§ **PROVIDED DATA**

:::

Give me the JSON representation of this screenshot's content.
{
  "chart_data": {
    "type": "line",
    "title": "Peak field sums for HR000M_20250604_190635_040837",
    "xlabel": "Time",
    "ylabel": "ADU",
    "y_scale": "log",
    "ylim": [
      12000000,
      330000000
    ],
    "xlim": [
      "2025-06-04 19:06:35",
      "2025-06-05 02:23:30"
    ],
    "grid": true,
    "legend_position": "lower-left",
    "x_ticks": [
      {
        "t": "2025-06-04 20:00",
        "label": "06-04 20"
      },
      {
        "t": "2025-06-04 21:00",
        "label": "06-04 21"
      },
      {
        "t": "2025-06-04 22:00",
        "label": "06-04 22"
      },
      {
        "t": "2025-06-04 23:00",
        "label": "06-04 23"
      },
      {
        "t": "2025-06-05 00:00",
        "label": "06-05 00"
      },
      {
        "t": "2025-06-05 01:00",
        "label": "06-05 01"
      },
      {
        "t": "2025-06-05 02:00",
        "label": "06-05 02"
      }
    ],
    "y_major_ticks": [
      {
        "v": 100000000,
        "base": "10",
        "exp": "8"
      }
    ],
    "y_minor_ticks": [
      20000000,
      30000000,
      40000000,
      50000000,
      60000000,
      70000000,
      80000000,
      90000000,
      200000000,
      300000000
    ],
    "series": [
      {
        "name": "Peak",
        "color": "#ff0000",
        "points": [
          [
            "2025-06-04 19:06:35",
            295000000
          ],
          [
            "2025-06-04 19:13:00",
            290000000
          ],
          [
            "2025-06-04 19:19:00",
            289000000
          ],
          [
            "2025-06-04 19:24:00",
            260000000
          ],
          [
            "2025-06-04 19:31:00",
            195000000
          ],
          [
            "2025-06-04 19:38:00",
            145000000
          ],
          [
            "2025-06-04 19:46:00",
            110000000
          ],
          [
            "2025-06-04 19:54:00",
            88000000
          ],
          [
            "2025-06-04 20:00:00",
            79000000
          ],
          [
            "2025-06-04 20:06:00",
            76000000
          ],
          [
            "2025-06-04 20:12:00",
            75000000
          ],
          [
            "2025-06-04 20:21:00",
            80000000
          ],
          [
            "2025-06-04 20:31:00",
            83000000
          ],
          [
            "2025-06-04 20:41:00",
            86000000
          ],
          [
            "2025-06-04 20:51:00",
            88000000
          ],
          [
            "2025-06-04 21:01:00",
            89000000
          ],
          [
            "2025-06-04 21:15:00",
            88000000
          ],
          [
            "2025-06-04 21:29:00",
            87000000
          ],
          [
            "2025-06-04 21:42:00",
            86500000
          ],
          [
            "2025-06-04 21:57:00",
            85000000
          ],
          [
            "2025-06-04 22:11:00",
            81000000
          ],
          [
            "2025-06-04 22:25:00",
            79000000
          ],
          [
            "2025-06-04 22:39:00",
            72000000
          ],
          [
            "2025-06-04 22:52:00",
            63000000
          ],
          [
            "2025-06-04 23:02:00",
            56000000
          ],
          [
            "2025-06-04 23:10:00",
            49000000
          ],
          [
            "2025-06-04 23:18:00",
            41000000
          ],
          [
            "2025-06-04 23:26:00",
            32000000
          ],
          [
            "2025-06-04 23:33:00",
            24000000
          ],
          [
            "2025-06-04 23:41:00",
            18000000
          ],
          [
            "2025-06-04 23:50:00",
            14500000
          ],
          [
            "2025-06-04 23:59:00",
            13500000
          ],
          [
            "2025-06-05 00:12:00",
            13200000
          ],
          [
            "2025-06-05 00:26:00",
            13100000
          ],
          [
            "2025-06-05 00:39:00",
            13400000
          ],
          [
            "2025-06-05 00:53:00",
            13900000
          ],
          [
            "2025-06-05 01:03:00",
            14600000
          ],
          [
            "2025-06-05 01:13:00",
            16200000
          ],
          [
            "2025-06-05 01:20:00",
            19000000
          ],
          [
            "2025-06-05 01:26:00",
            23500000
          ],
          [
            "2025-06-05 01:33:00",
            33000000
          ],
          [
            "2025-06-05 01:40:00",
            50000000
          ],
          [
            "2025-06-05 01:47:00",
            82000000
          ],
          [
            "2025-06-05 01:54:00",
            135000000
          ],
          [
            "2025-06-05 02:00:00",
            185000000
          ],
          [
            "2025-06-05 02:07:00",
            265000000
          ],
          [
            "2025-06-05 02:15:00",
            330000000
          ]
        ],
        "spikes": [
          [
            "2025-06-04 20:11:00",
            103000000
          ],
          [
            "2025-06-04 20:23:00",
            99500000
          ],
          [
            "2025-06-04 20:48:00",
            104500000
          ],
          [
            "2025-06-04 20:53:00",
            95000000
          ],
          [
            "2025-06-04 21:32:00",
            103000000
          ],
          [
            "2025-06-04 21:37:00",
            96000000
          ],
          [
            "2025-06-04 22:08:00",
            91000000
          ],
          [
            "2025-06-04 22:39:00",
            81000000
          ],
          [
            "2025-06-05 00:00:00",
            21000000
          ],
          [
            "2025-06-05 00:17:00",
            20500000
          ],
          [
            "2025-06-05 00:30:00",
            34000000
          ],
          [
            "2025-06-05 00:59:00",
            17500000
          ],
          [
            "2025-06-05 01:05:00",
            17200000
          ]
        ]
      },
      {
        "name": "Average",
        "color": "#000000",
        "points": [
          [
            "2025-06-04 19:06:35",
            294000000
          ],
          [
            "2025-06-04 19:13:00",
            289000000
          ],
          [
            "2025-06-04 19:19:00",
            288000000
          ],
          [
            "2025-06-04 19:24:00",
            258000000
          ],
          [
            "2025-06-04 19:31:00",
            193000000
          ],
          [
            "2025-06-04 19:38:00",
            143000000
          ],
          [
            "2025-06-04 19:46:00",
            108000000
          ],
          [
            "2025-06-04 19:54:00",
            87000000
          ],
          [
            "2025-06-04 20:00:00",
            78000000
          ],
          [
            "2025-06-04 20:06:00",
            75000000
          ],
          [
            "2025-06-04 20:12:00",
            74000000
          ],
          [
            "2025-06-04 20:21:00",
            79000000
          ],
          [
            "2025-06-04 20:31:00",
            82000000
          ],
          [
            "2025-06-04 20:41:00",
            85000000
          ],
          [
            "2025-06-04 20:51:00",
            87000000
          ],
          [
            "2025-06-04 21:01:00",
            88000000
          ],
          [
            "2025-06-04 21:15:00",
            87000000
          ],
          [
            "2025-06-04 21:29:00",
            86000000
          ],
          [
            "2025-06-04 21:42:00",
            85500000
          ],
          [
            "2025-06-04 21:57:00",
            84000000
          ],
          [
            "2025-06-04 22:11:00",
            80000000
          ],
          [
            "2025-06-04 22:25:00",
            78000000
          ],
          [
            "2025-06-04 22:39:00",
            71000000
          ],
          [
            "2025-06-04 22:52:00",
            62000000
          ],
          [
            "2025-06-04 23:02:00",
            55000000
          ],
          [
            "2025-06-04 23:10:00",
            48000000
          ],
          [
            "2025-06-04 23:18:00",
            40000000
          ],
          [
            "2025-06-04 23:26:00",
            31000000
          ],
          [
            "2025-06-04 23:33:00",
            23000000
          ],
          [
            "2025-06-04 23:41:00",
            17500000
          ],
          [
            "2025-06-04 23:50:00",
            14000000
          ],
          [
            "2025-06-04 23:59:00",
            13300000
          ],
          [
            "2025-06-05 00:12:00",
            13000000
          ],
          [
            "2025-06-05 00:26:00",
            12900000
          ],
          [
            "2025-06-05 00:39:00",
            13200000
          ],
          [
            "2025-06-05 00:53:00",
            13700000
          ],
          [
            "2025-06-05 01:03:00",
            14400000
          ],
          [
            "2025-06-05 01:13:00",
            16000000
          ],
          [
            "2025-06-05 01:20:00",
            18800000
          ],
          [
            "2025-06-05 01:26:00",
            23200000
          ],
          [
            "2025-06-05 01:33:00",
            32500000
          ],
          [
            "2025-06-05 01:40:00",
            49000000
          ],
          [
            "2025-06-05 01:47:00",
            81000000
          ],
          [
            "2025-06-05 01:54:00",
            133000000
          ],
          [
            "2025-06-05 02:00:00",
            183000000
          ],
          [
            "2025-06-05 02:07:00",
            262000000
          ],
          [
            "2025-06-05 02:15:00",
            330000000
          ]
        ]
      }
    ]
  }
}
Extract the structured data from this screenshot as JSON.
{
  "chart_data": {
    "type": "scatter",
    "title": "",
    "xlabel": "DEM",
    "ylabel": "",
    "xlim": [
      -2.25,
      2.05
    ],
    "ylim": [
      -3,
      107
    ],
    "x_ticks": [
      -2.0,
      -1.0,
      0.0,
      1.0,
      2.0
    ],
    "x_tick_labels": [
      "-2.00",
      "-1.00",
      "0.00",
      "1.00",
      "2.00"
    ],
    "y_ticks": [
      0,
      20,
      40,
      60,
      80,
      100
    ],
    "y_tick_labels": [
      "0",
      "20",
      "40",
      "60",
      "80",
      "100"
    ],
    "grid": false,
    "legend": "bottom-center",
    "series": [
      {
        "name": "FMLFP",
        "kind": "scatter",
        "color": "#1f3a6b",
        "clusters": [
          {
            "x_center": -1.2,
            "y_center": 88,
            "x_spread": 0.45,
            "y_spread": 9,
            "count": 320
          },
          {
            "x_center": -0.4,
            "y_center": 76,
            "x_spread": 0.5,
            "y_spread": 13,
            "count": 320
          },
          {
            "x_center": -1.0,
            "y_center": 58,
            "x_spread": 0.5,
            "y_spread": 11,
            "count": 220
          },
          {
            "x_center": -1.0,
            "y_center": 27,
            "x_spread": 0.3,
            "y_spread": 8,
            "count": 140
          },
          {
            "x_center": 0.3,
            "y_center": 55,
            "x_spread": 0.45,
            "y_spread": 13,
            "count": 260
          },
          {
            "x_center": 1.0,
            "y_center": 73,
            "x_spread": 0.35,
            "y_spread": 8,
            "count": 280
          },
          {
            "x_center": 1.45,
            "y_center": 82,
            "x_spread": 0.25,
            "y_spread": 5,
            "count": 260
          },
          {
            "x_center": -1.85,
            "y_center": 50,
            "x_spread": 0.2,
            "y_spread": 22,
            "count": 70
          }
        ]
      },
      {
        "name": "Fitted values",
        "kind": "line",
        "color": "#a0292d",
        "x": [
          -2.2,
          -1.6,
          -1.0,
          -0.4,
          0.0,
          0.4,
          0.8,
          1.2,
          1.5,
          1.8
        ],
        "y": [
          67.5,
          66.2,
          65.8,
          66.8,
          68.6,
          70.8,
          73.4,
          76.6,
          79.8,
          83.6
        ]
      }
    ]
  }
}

:::

§ **CHALLENGE**
Search the data above for the word "JSON", then gather each line in which it appears.

§ **SOLUTION TO THE PROBLEM**
Give me the JSON representation of this screenshot's content.
Extract the structured data from this screenshot as JSON.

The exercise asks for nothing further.